What this task involves » Locate every line that holds the string "本大题包括" and copy it.
>> start
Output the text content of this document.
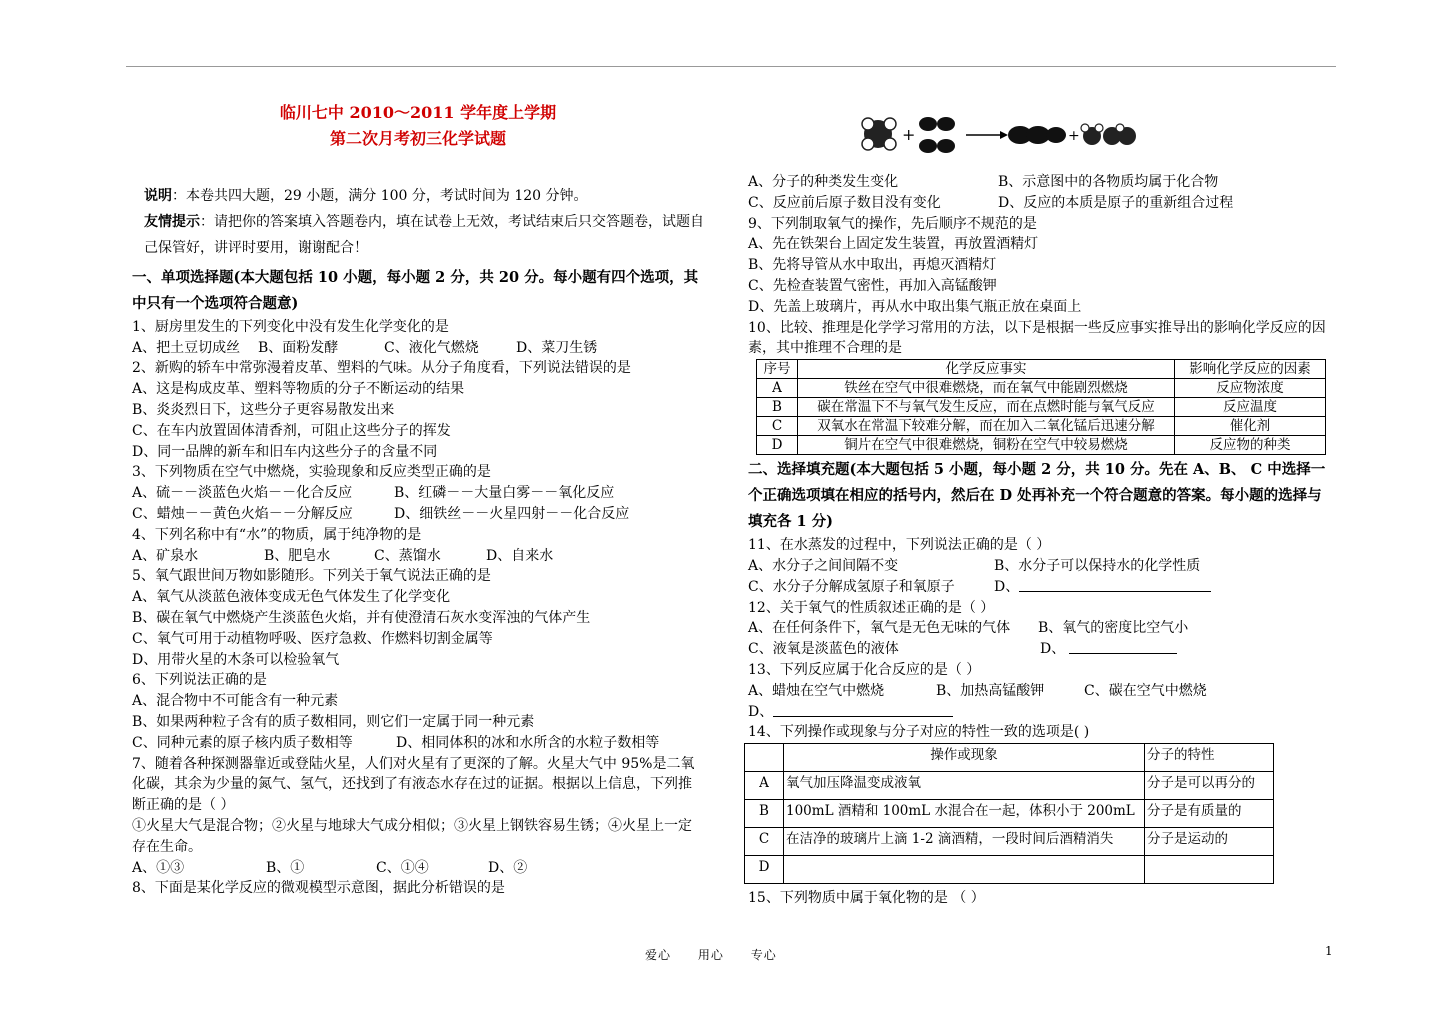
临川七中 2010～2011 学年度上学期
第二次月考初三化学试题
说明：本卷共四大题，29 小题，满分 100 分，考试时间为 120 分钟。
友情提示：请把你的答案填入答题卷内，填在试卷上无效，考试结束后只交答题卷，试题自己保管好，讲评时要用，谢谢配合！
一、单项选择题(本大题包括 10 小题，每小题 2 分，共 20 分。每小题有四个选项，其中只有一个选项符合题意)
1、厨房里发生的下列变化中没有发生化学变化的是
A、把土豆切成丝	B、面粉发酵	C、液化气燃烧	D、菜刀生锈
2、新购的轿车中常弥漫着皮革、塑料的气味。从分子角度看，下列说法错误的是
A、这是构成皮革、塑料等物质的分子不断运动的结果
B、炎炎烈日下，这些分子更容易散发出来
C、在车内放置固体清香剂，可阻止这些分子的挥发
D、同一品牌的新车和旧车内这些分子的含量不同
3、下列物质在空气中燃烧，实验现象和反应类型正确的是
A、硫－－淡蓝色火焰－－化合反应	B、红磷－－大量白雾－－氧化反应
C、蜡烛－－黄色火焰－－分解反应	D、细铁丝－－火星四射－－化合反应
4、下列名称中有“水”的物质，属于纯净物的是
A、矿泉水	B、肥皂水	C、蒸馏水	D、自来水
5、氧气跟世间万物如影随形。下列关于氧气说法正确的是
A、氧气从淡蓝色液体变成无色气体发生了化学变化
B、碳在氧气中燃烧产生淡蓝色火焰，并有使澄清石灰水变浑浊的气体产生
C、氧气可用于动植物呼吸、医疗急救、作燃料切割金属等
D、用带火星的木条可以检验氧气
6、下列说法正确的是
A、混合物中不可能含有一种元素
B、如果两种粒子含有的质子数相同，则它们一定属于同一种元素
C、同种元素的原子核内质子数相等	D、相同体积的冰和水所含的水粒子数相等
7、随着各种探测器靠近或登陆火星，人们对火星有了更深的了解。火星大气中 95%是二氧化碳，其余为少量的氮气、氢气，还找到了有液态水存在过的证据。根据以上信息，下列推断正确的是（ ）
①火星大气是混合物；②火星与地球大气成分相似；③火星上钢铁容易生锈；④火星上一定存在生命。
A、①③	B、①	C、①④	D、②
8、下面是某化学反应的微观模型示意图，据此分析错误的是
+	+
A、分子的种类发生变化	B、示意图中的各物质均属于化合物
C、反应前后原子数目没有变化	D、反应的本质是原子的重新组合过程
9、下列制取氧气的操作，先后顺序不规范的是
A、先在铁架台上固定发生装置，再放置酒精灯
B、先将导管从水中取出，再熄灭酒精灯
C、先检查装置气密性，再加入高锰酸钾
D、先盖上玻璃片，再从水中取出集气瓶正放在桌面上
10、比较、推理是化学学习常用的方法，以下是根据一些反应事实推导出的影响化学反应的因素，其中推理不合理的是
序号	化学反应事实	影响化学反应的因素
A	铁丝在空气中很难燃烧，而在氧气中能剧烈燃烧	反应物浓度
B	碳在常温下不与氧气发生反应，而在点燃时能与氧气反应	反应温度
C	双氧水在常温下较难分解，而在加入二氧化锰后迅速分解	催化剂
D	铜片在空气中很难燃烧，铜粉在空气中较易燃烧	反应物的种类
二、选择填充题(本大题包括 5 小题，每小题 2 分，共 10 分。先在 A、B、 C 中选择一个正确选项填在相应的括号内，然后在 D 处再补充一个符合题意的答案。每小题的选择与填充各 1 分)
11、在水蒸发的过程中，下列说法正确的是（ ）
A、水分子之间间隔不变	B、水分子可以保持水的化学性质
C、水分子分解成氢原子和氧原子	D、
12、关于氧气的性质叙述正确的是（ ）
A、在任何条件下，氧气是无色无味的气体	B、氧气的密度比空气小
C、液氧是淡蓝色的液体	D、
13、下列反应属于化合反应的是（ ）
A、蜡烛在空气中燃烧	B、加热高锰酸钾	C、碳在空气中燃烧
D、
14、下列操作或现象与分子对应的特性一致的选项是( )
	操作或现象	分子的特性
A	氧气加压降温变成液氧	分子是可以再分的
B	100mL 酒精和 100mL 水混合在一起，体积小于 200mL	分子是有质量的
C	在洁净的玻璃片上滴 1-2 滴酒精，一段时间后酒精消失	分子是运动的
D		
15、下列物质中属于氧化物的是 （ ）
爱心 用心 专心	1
>> end
Written answer »
一、单项选择题(本大题包括 10 小题，每小题 2 分，共 20 分。每小题有四个选项，其中只有一个选项符合题意)
二、选择填充题(本大题包括 5 小题，每小题 2 分，共 10 分。先在 A、B、 C 中选择一个正确选项填在相应的括号内，然后在 D 处再补充一个符合题意的答案。每小题的选择与填充各 1 分)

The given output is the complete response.